**Given exercise:** Select every line below containing the word "values".
<<<<
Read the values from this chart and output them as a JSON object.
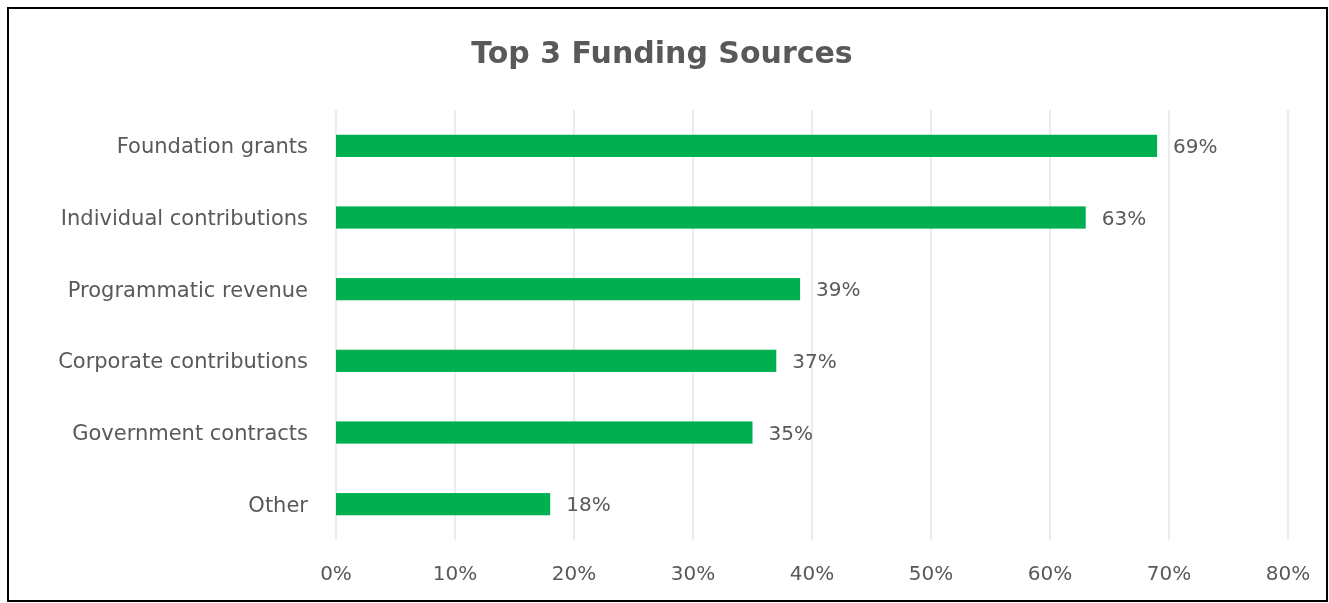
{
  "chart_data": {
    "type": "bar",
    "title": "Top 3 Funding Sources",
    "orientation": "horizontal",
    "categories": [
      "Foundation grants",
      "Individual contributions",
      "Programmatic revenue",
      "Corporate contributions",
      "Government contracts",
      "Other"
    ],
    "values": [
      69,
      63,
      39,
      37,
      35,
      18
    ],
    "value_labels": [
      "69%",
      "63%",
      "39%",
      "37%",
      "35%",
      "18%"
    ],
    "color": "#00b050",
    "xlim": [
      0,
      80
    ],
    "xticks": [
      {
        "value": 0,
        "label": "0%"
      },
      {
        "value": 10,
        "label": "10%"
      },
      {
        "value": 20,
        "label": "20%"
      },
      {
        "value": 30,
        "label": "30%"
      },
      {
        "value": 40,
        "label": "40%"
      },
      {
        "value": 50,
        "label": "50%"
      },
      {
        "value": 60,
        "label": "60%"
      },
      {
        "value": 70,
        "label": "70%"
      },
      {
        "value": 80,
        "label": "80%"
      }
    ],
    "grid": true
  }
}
>>>>
<<<<
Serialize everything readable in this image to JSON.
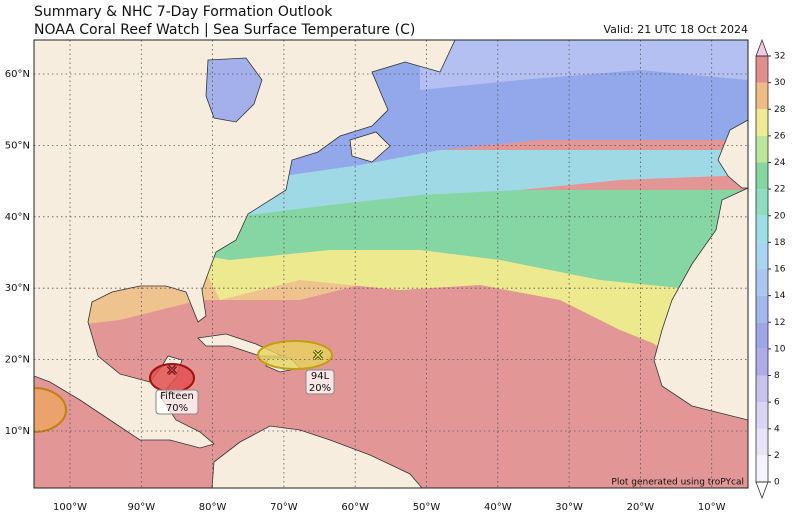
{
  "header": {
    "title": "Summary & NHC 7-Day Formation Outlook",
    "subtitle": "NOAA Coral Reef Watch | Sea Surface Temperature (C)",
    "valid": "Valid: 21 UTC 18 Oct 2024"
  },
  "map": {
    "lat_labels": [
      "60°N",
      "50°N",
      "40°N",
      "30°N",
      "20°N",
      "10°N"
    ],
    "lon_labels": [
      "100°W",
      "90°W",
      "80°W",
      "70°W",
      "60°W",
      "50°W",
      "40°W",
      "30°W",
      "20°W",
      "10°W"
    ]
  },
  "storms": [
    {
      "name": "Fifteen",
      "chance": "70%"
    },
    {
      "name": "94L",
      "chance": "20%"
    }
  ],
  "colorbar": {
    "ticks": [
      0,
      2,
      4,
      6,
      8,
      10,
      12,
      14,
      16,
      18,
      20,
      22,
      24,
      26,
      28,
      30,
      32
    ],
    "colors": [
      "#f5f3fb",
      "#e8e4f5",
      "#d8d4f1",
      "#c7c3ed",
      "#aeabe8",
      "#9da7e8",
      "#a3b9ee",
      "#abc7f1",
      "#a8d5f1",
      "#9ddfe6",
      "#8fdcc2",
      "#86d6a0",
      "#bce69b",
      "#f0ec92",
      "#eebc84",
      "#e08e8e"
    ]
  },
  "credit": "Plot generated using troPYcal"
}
>>>>
**Complete answer:**
Read the values from this chart and output them as a JSON object.
    "values": [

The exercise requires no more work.